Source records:
↓

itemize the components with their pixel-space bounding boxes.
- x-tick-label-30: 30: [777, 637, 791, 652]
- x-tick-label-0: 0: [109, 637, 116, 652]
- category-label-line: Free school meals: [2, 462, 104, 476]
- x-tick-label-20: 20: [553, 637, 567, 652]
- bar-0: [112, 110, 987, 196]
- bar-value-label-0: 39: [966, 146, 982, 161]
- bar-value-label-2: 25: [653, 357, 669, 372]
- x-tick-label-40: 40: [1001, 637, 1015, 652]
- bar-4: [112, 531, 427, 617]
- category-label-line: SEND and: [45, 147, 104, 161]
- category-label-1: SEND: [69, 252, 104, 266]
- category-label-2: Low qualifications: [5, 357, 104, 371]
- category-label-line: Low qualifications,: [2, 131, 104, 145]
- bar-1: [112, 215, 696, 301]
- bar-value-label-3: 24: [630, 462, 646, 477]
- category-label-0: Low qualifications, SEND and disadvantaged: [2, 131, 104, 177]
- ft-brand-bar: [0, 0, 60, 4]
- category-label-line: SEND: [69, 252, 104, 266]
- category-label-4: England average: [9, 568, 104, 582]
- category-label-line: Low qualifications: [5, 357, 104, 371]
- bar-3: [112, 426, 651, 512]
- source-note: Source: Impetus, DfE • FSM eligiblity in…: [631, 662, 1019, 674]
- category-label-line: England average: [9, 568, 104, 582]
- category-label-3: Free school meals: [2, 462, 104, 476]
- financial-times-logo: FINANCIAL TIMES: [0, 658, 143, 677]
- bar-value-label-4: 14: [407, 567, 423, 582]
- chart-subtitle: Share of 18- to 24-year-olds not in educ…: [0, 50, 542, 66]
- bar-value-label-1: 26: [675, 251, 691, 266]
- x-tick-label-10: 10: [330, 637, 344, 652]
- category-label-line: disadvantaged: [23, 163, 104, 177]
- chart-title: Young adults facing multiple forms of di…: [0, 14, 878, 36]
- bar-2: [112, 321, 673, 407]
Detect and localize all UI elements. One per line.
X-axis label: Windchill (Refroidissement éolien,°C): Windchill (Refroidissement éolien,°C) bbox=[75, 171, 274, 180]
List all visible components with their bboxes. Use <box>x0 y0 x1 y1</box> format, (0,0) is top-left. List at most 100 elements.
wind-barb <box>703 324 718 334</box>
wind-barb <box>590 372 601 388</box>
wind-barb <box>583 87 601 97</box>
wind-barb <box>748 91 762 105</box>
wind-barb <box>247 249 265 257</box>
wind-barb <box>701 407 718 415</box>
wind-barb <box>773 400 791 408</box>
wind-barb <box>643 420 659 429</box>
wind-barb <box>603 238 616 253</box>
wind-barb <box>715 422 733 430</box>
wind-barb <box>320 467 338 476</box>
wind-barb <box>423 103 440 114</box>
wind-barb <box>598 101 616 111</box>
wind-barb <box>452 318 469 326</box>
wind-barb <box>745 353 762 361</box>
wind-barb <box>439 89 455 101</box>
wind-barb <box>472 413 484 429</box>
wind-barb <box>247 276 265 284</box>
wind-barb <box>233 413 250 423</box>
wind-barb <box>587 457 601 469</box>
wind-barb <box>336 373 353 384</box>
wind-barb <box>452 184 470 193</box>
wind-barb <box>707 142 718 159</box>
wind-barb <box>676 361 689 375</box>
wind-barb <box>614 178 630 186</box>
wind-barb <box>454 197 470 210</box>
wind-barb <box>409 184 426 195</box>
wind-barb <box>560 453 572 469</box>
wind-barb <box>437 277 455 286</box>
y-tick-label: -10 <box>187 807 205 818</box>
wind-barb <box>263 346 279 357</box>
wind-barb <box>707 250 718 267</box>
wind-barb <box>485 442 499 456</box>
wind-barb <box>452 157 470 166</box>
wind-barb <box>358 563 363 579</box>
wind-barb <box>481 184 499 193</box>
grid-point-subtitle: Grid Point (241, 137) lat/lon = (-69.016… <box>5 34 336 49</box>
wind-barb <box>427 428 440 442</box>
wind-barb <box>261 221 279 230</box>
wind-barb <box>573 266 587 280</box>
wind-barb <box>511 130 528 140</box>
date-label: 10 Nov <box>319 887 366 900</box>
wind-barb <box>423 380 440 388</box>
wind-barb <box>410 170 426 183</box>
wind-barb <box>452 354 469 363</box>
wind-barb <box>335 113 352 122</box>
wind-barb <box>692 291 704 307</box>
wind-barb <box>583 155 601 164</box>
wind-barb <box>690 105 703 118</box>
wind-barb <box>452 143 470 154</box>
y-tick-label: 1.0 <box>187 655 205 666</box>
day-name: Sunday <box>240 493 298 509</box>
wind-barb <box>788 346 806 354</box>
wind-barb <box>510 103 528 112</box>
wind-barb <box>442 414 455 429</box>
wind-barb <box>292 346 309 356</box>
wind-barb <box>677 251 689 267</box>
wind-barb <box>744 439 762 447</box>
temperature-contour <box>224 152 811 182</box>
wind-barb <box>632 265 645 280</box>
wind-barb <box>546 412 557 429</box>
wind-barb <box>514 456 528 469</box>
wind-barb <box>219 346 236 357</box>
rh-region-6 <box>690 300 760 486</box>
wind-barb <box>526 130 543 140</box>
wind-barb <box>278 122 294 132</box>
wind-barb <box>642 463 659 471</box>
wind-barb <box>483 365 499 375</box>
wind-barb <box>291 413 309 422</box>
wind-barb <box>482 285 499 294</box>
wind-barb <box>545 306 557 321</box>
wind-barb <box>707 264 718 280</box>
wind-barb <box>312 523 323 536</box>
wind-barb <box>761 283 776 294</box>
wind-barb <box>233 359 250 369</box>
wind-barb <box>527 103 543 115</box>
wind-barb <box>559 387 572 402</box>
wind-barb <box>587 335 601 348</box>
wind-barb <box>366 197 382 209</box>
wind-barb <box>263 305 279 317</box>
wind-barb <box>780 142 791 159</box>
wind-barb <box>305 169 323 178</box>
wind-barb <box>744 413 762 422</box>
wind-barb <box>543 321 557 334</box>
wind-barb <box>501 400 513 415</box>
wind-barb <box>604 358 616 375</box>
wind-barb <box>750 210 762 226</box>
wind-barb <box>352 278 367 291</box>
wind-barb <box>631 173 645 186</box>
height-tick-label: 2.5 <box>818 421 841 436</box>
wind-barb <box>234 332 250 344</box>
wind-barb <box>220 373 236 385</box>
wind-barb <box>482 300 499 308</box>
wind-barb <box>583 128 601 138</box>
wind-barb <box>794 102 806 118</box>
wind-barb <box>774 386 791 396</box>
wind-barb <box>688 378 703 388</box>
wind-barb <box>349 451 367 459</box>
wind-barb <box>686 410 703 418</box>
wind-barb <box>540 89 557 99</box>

↑

DIRECTIVE: Could you rewrite the listing above, switching every "wind-barb" to "wind-arrow" and leaving all else unchanged?

EXERCISE RESULT:
itemize the components with their pixel-space bounding boxes.
- x-tick-label-30: 30: [777, 637, 791, 652]
- x-tick-label-0: 0: [109, 637, 116, 652]
- category-label-line: Free school meals: [2, 462, 104, 476]
- x-tick-label-20: 20: [553, 637, 567, 652]
- bar-0: [112, 110, 987, 196]
- bar-value-label-0: 39: [966, 146, 982, 161]
- bar-value-label-2: 25: [653, 357, 669, 372]
- x-tick-label-40: 40: [1001, 637, 1015, 652]
- bar-4: [112, 531, 427, 617]
- category-label-line: SEND and: [45, 147, 104, 161]
- category-label-1: SEND: [69, 252, 104, 266]
- category-label-2: Low qualifications: [5, 357, 104, 371]
- category-label-line: Low qualifications,: [2, 131, 104, 145]
- bar-1: [112, 215, 696, 301]
- bar-value-label-3: 24: [630, 462, 646, 477]
- category-label-0: Low qualifications, SEND and disadvantaged: [2, 131, 104, 177]
- ft-brand-bar: [0, 0, 60, 4]
- category-label-line: SEND: [69, 252, 104, 266]
- category-label-4: England average: [9, 568, 104, 582]
- category-label-line: Low qualifications: [5, 357, 104, 371]
- bar-3: [112, 426, 651, 512]
- source-note: Source: Impetus, DfE • FSM eligiblity in…: [631, 662, 1019, 674]
- category-label-line: England average: [9, 568, 104, 582]
- category-label-3: Free school meals: [2, 462, 104, 476]
- financial-times-logo: FINANCIAL TIMES: [0, 658, 143, 677]
- bar-value-label-4: 14: [407, 567, 423, 582]
- chart-subtitle: Share of 18- to 24-year-olds not in educ…: [0, 50, 542, 66]
- bar-value-label-1: 26: [675, 251, 691, 266]
- x-tick-label-10: 10: [330, 637, 344, 652]
- category-label-line: disadvantaged: [23, 163, 104, 177]
- chart-title: Young adults facing multiple forms of di…: [0, 14, 878, 36]
- bar-2: [112, 321, 673, 407]
Detect and localize all UI elements. One per line.
X-axis label: Windchill (Refroidissement éolien,°C): Windchill (Refroidissement éolien,°C) bbox=[75, 171, 274, 180]
List all visible components with their bboxes. Use <box>x0 y0 x1 y1</box> format, (0,0) is top-left. List at most 100 elements.
wind-arrow <box>703 324 718 334</box>
wind-arrow <box>590 372 601 388</box>
wind-arrow <box>583 87 601 97</box>
wind-arrow <box>748 91 762 105</box>
wind-arrow <box>247 249 265 257</box>
wind-arrow <box>701 407 718 415</box>
wind-arrow <box>773 400 791 408</box>
wind-arrow <box>643 420 659 429</box>
wind-arrow <box>603 238 616 253</box>
wind-arrow <box>715 422 733 430</box>
wind-arrow <box>320 467 338 476</box>
wind-arrow <box>423 103 440 114</box>
wind-arrow <box>598 101 616 111</box>
wind-arrow <box>452 318 469 326</box>
wind-arrow <box>745 353 762 361</box>
wind-arrow <box>439 89 455 101</box>
wind-arrow <box>472 413 484 429</box>
wind-arrow <box>247 276 265 284</box>
wind-arrow <box>233 413 250 423</box>
wind-arrow <box>587 457 601 469</box>
wind-arrow <box>336 373 353 384</box>
wind-arrow <box>452 184 470 193</box>
wind-arrow <box>707 142 718 159</box>
wind-arrow <box>676 361 689 375</box>
wind-arrow <box>614 178 630 186</box>
wind-arrow <box>454 197 470 210</box>
wind-arrow <box>409 184 426 195</box>
wind-arrow <box>560 453 572 469</box>
wind-arrow <box>437 277 455 286</box>
y-tick-label: -10 <box>187 807 205 818</box>
wind-arrow <box>263 346 279 357</box>
wind-arrow <box>707 250 718 267</box>
wind-arrow <box>485 442 499 456</box>
wind-arrow <box>452 157 470 166</box>
wind-arrow <box>358 563 363 579</box>
wind-arrow <box>481 184 499 193</box>
grid-point-subtitle: Grid Point (241, 137) lat/lon = (-69.016… <box>5 34 336 49</box>
wind-arrow <box>427 428 440 442</box>
wind-arrow <box>261 221 279 230</box>
wind-arrow <box>573 266 587 280</box>
wind-arrow <box>511 130 528 140</box>
date-label: 10 Nov <box>319 887 366 900</box>
wind-arrow <box>423 380 440 388</box>
wind-arrow <box>410 170 426 183</box>
wind-arrow <box>452 354 469 363</box>
wind-arrow <box>335 113 352 122</box>
wind-arrow <box>692 291 704 307</box>
wind-arrow <box>583 155 601 164</box>
wind-arrow <box>690 105 703 118</box>
wind-arrow <box>452 143 470 154</box>
y-tick-label: 1.0 <box>187 655 205 666</box>
day-name: Sunday <box>240 493 298 509</box>
wind-arrow <box>788 346 806 354</box>
wind-arrow <box>510 103 528 112</box>
wind-arrow <box>442 414 455 429</box>
wind-arrow <box>292 346 309 356</box>
wind-arrow <box>677 251 689 267</box>
wind-arrow <box>744 439 762 447</box>
temperature-contour <box>224 152 811 182</box>
wind-arrow <box>632 265 645 280</box>
wind-arrow <box>546 412 557 429</box>
wind-arrow <box>514 456 528 469</box>
wind-arrow <box>219 346 236 357</box>
rh-region-6 <box>690 300 760 486</box>
wind-arrow <box>526 130 543 140</box>
wind-arrow <box>278 122 294 132</box>
wind-arrow <box>642 463 659 471</box>
wind-arrow <box>483 365 499 375</box>
wind-arrow <box>291 413 309 422</box>
wind-arrow <box>482 285 499 294</box>
wind-arrow <box>545 306 557 321</box>
wind-arrow <box>707 264 718 280</box>
wind-arrow <box>312 523 323 536</box>
wind-arrow <box>761 283 776 294</box>
wind-arrow <box>233 359 250 369</box>
wind-arrow <box>527 103 543 115</box>
wind-arrow <box>559 387 572 402</box>
wind-arrow <box>587 335 601 348</box>
wind-arrow <box>366 197 382 209</box>
wind-arrow <box>263 305 279 317</box>
wind-arrow <box>780 142 791 159</box>
wind-arrow <box>305 169 323 178</box>
wind-arrow <box>744 413 762 422</box>
wind-arrow <box>543 321 557 334</box>
wind-arrow <box>501 400 513 415</box>
wind-arrow <box>604 358 616 375</box>
wind-arrow <box>750 210 762 226</box>
wind-arrow <box>352 278 367 291</box>
wind-arrow <box>631 173 645 186</box>
height-tick-label: 2.5 <box>818 421 841 436</box>
wind-arrow <box>234 332 250 344</box>
wind-arrow <box>220 373 236 385</box>
wind-arrow <box>482 300 499 308</box>
wind-arrow <box>583 128 601 138</box>
wind-arrow <box>794 102 806 118</box>
wind-arrow <box>774 386 791 396</box>
wind-arrow <box>688 378 703 388</box>
wind-arrow <box>349 451 367 459</box>
wind-arrow <box>686 410 703 418</box>
wind-arrow <box>540 89 557 99</box>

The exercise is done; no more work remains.